SOURCE DATA:
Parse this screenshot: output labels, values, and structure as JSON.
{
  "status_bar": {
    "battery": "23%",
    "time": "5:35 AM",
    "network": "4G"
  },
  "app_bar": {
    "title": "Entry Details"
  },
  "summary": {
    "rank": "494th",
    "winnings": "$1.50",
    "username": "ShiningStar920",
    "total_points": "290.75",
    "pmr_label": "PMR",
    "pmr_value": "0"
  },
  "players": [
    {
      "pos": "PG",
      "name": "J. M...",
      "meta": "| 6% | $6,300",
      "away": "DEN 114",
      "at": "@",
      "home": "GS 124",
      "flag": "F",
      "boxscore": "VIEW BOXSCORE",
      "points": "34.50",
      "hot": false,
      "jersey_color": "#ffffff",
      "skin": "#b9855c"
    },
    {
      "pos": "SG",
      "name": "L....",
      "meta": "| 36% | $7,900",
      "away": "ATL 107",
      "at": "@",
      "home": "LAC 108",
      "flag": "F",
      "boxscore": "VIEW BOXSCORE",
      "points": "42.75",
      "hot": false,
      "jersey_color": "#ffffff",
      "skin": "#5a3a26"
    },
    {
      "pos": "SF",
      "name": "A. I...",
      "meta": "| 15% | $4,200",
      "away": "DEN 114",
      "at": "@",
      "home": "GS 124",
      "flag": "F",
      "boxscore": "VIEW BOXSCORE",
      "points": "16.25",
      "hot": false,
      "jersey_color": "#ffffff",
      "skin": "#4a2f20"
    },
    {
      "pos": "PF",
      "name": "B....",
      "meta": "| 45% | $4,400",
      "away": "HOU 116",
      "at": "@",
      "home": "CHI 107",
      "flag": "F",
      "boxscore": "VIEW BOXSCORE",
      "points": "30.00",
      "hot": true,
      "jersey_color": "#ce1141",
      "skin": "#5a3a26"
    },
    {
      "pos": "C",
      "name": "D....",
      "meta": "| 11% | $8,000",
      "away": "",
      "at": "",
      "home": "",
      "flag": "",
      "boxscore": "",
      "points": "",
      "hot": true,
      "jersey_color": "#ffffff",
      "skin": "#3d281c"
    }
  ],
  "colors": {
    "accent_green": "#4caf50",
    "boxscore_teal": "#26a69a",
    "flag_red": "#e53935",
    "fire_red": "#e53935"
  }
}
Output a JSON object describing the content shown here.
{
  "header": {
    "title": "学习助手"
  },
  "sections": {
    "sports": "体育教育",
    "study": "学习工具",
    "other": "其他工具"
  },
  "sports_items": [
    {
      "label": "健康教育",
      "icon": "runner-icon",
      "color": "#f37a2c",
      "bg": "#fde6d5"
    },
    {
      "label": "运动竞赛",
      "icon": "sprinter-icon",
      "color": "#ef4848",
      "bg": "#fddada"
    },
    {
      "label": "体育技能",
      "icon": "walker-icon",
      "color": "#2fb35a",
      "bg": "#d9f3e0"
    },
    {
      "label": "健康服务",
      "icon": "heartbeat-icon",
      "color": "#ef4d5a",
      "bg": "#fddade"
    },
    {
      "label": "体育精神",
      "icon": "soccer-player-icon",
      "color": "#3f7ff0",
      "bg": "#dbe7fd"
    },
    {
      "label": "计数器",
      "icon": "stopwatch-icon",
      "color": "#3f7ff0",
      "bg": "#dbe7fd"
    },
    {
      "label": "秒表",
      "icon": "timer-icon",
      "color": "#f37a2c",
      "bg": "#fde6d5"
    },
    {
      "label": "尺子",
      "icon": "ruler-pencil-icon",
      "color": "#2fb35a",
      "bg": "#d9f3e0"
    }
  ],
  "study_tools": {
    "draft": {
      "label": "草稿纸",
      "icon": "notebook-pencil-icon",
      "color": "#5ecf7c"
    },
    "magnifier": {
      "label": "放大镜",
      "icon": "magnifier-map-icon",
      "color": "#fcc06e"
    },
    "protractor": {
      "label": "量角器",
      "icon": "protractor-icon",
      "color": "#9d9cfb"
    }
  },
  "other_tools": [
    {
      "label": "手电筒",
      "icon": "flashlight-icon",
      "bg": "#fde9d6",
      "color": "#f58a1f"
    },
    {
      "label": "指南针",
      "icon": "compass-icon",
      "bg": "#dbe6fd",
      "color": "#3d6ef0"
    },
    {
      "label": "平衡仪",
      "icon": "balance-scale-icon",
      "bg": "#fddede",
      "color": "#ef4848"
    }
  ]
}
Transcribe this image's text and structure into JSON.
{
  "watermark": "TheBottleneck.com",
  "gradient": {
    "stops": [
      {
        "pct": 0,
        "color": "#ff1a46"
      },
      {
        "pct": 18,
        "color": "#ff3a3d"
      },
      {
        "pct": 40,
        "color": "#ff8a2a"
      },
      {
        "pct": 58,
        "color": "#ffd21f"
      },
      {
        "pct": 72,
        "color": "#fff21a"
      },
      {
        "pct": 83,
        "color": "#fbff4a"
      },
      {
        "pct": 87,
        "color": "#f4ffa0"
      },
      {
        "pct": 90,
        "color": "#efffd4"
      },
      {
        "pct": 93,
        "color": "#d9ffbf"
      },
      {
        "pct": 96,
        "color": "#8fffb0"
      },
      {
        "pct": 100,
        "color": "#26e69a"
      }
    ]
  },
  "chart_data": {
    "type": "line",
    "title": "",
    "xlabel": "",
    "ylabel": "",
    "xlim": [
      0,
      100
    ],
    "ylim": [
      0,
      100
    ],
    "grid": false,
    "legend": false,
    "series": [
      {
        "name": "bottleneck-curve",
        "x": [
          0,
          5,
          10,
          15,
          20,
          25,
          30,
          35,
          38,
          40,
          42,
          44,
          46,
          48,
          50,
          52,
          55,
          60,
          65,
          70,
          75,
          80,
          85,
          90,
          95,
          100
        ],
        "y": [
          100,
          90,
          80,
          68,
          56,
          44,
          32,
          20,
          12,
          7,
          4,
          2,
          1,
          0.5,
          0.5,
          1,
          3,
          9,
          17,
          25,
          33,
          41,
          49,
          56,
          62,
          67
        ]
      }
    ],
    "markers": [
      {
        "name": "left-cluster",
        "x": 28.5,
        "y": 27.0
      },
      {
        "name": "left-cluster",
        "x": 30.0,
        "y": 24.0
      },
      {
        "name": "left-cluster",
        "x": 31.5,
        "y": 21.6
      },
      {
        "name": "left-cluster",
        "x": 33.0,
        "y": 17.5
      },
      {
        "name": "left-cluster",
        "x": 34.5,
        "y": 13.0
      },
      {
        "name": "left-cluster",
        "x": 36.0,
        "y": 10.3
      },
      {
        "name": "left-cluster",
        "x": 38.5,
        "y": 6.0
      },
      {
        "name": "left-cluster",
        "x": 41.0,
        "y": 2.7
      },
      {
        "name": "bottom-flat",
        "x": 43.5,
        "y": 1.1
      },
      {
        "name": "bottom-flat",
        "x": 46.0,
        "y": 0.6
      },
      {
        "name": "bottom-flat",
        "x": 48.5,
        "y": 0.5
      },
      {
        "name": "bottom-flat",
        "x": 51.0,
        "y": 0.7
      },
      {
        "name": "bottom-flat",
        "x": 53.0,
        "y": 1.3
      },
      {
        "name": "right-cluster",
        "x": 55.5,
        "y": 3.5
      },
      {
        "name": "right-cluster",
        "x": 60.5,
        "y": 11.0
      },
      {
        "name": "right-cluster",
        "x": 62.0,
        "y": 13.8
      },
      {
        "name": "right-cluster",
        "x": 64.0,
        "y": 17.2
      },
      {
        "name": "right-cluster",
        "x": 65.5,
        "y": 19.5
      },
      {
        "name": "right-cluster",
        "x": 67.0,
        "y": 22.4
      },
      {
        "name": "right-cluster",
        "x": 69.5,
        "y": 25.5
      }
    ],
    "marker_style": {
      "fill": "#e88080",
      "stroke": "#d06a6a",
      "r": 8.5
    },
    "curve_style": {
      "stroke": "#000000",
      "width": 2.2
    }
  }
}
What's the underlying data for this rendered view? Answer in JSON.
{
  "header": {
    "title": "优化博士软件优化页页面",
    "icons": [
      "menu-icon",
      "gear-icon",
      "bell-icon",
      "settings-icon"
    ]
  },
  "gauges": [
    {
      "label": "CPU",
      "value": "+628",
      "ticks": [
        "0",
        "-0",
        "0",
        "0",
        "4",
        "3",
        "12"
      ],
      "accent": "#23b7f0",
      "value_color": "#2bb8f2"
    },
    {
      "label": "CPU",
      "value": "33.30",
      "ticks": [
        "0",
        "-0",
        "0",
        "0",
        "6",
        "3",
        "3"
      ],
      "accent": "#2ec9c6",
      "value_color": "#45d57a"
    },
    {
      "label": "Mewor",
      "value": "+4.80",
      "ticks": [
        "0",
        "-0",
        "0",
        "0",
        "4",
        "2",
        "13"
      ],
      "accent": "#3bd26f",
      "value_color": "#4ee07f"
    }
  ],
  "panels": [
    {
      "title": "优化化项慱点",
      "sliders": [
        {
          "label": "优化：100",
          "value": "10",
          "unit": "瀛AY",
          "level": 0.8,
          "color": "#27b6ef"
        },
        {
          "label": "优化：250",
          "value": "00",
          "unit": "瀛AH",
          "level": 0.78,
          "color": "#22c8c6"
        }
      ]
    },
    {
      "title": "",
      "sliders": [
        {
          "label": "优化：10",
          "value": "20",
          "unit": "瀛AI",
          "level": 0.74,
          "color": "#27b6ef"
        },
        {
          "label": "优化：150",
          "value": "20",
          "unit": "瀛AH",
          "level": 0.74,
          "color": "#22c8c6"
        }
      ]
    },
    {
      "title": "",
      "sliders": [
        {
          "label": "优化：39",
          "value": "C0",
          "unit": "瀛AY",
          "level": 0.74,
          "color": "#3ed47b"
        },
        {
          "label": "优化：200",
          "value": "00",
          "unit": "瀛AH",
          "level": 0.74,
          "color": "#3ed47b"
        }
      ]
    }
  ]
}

TASK DIRECTIONS: Using the records above, copy every line that has the word "structure" in it.

COMPLETED EXERCISE:
Parse this screenshot: output labels, values, and structure as JSON.
Transcribe this image's text and structure into JSON.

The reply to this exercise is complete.